Narrow the data below down to the lines containing "Сведения".
########
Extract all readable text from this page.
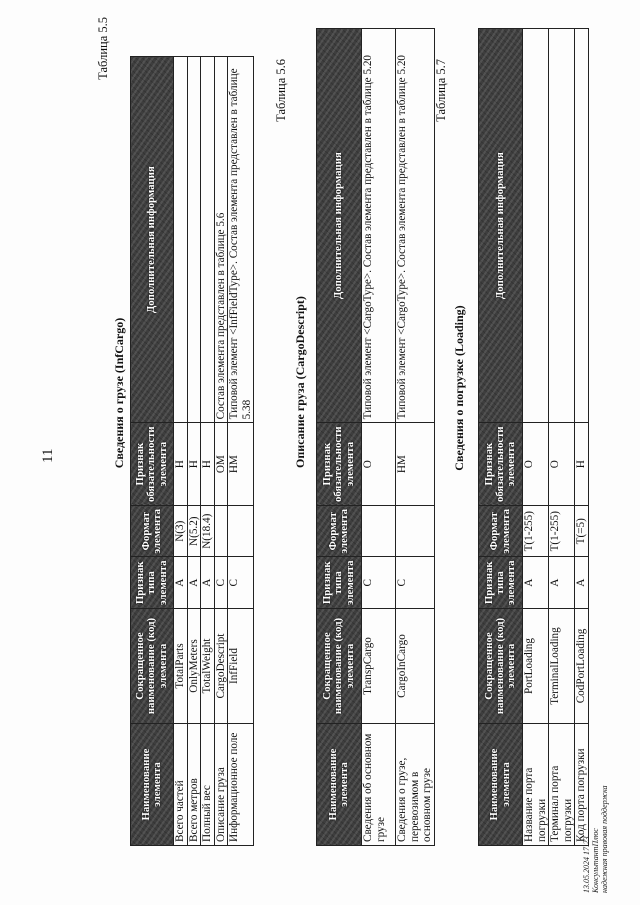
11
Таблица 5.5
Сведения о грузе (InfCargo)
Наименование элемента	Сокращенное наименование (код) элемента	Признак типа элемента	Формат элемента	Признак обязательности элемента	Дополнительная информация
Всего частей	TotalParts	А	N(3)	Н	
Всего метров	OnlyMeters	А	N(5.2)	Н	
Полный вес	TotalWeight	А	N(18.4)	Н	
Описание груза	CargoDescript	С		ОМ	Состав элемента представлен в таблице 5.6
Информационное поле	InfField	С		НМ	Типовой элемент <InfFieldType>. Состав элемента представлен в таблице 5.38
Таблица 5.6
Описание груза (CargoDescript)
Наименование элемента	Сокращенное наименование (код) элемента	Признак типа элемента	Формат элемента	Признак обязательности элемента	Дополнительная информация
Сведения об основном грузе	TranspCargo	С		О	Типовой элемент <CargoType>. Состав элемента представлен в таблице 5.20
Сведения о грузе, перевозимом в основном грузе	CargoInCargo	С		НМ	Типовой элемент <CargoType>. Состав элемента представлен в таблице 5.20 Таблица 5.7
Сведения о погрузке (Loading)
Наименование элемента	Сокращенное наименование (код) элемента	Признак типа элемента	Формат элемента	Признак обязательности элемента	Дополнительная информация
Название порта погрузки	PortLoading	А	T(1-255)	О	
Терминал порта погрузки	TerminalLoading	А	T(1-255)	О	
Код порта погрузки	CodPortLoading	А	T(=5)	Н	
13.05.2024 17:23 КонсультантПлюс надежная правовая поддержка
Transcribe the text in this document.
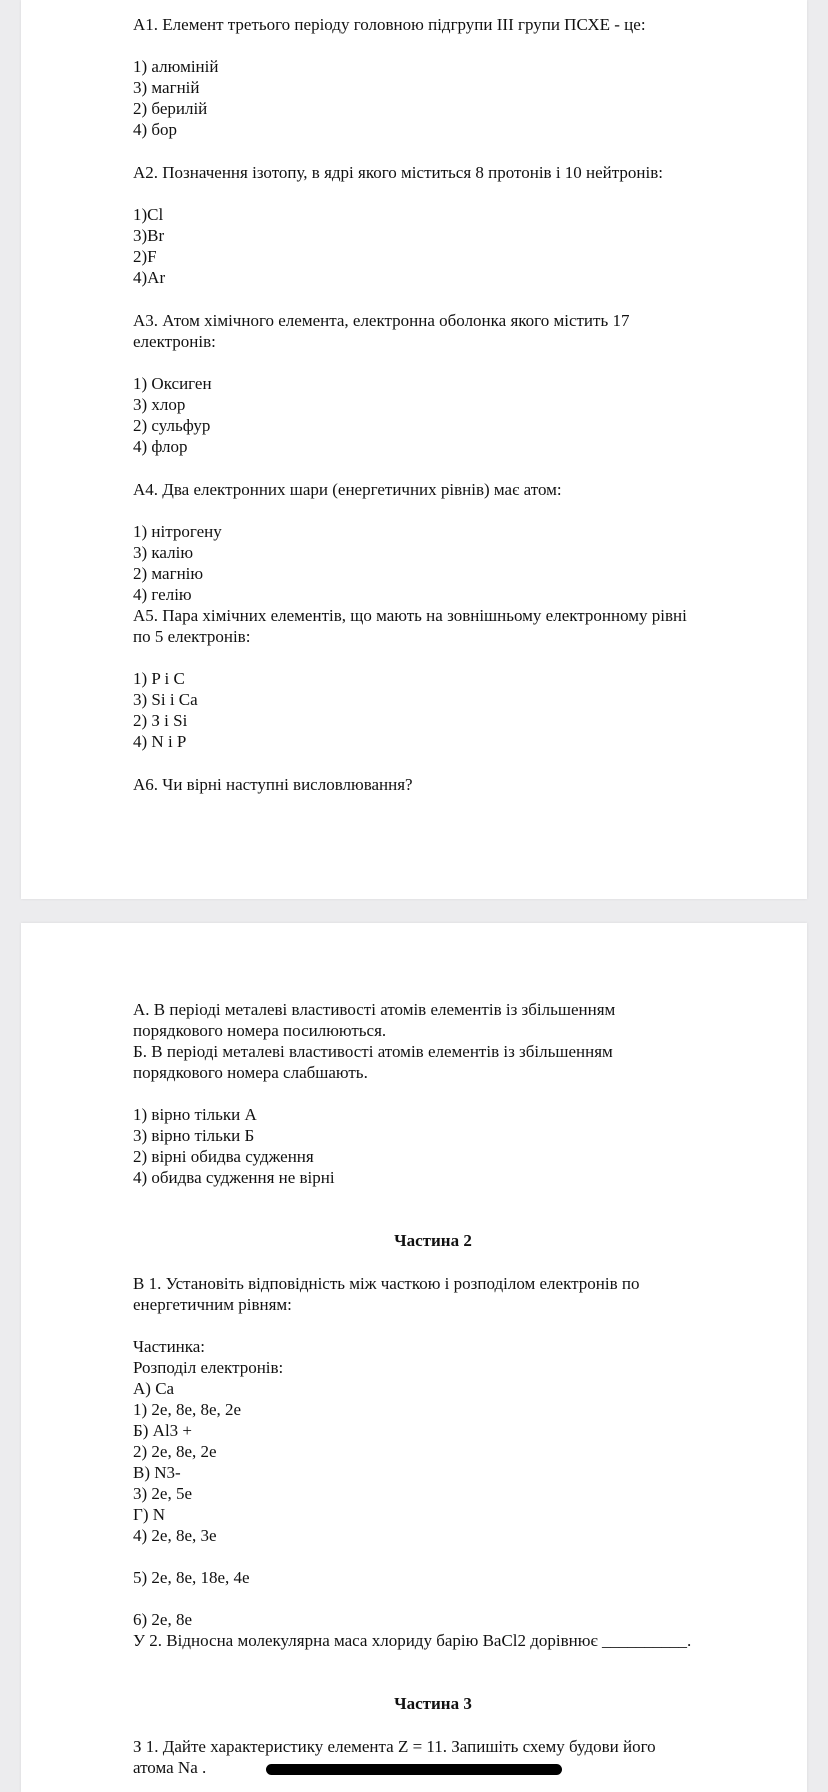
А1. Елемент третього періоду головною підгрупи ІІІ групи ПСХЕ - це:
1) алюміній
3) магній
2) берилій
4) бор
А2. Позначення ізотопу, в ядрі якого міститься 8 протонів і 10 нейтронів:
1)Cl
3)Br
2)F
4)Ar
А3. Атом хімічного елемента, електронна оболонка якого містить 17
електронів:
1) Оксиген
3) хлор
2) сульфур
4) флор
А4. Два електронних шари (енергетичних рівнів) має атом:
1) нітрогену
3) калію
2) магнію
4) гелію
А5. Пара хімічних елементів, що мають на зовнішньому електронному рівні
по 5 електронів:
1) P і C
3) Si і Ca
2) З і Si
4) N і P
А6. Чи вірні наступні висловлювання?
А. В періоді металеві властивості атомів елементів із збільшенням
порядкового номера посилюються.
Б. В періоді металеві властивості атомів елементів із збільшенням
порядкового номера слабшають.
1) вірно тільки А
3) вірно тільки Б
2) вірні обидва судження
4) обидва судження не вірні
Частина 2
В 1. Установіть відповідність між часткою і розподілом електронів по
енергетичним рівням:
Частинка:
Розподіл електронів:
А) Ca
1) 2е, 8е, 8е, 2е
Б) Al3 +
2) 2е, 8е, 2е
В) N3-
3) 2е, 5е
Г) N
4) 2е, 8е, 3е
5) 2е, 8е, 18е, 4е
6) 2е, 8е
У 2. Відносна молекулярна маса хлориду барію BaCl2 дорівнює __________.
Частина 3
З 1. Дайте характеристику елемента Z = 11. Запишіть схему будови його
атома Na .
########
→ Written solution:
Сведения о грузе (InfCargo)
Сведения об основном грузе	TranspCargo	С		О	Типовой элемент <CargoType>. Состав элемента представлен в таблице 5.20
Сведения о грузе, перевозимом в основном грузе	CargoInCargo	С		НМ	Типовой элемент <CargoType>. Состав элемента представлен в таблице 5.20 Таблица 5.7
Сведения о погрузке (Loading)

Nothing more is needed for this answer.